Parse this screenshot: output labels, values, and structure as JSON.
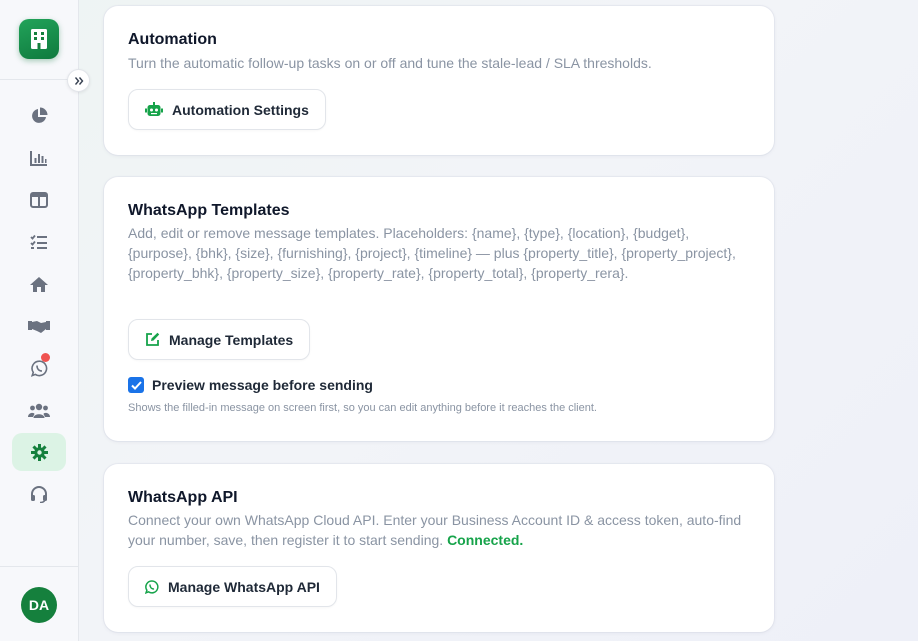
{
  "user": {
    "initials": "DA"
  },
  "sidebar": {
    "items": [
      {
        "icon": "pie-chart-icon"
      },
      {
        "icon": "bar-chart-icon"
      },
      {
        "icon": "columns-icon"
      },
      {
        "icon": "tasks-icon"
      },
      {
        "icon": "home-icon"
      },
      {
        "icon": "handshake-icon"
      },
      {
        "icon": "whatsapp-icon",
        "badge": true
      },
      {
        "icon": "users-icon"
      },
      {
        "icon": "gear-icon",
        "active": true
      },
      {
        "icon": "headset-icon"
      }
    ]
  },
  "automation": {
    "title": "Automation",
    "description": "Turn the automatic follow-up tasks on or off and tune the stale-lead / SLA thresholds.",
    "button_label": "Automation Settings"
  },
  "templates": {
    "title": "WhatsApp Templates",
    "description": "Add, edit or remove message templates. Placeholders: {name}, {type}, {location}, {budget}, {purpose}, {bhk}, {size}, {furnishing}, {project}, {timeline} — plus {property_title}, {property_project}, {property_bhk}, {property_size}, {property_rate}, {property_total}, {property_rera}.",
    "button_label": "Manage Templates",
    "preview_checkbox_label": "Preview message before sending",
    "preview_checked": true,
    "preview_hint": "Shows the filled-in message on screen first, so you can edit anything before it reaches the client."
  },
  "api": {
    "title": "WhatsApp API",
    "description": "Connect your own WhatsApp Cloud API. Enter your Business Account ID & access token, auto-find your number, save, then register it to start sending.",
    "status": "Connected.",
    "button_label": "Manage WhatsApp API"
  },
  "colors": {
    "brand": "#15803d",
    "accent_green": "#16a34a",
    "checkbox": "#1a73e8",
    "badge": "#ef5350"
  }
}
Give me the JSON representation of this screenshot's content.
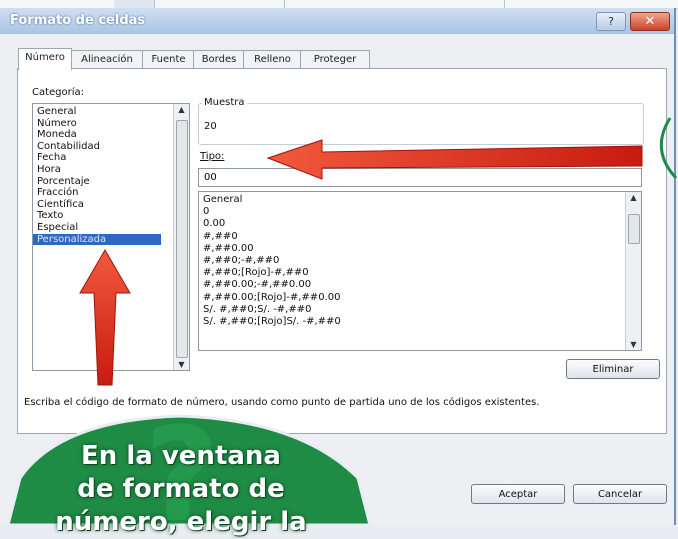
{
  "window": {
    "title": "Formato de celdas",
    "help_label": "?",
    "close_label": "✕"
  },
  "tabs": [
    {
      "label": "Número",
      "active": true
    },
    {
      "label": "Alineación",
      "active": false
    },
    {
      "label": "Fuente",
      "active": false
    },
    {
      "label": "Bordes",
      "active": false
    },
    {
      "label": "Relleno",
      "active": false
    },
    {
      "label": "Proteger",
      "active": false
    }
  ],
  "category": {
    "label": "Categoría:",
    "items": [
      "General",
      "Número",
      "Moneda",
      "Contabilidad",
      "Fecha",
      "Hora",
      "Porcentaje",
      "Fracción",
      "Científica",
      "Texto",
      "Especial",
      "Personalizada"
    ],
    "selected": "Personalizada"
  },
  "sample": {
    "label": "Muestra",
    "value": "20"
  },
  "type": {
    "label": "Tipo:",
    "value": "00"
  },
  "format_list": {
    "items": [
      "General",
      "0",
      "0.00",
      "#,##0",
      "#,##0.00",
      "#,##0;-#,##0",
      "#,##0;[Rojo]-#,##0",
      "#,##0.00;-#,##0.00",
      "#,##0.00;[Rojo]-#,##0.00",
      "S/. #,##0;S/. -#,##0",
      "S/. #,##0;[Rojo]S/. -#,##0"
    ]
  },
  "buttons": {
    "delete": "Eliminar",
    "ok": "Aceptar",
    "cancel": "Cancelar"
  },
  "description": "Escriba el código de formato de número, usando como punto de partida uno de los códigos existentes.",
  "callout": {
    "lines": [
      "En la ventana",
      "de formato de",
      "número, elegir la"
    ]
  },
  "colors": {
    "arrow": "#e02418",
    "callout_fill": "#1f8c45",
    "selection": "#3166c3"
  }
}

Exercise brief | Gather every line containing the word "type" and copy it.

Result for this exercise |
    "description": "Add, edit or remove message templates. Placeholders: {name}, {type}, {location}, {budget}, {purpose}, {bhk}, {size}, {furnishing}, {project}, {timeline} — plus {property_title}, {property_project}, {property_bhk}, {property_size}, {property_rate}, {property_total}, {property_rera}.",
  "type": {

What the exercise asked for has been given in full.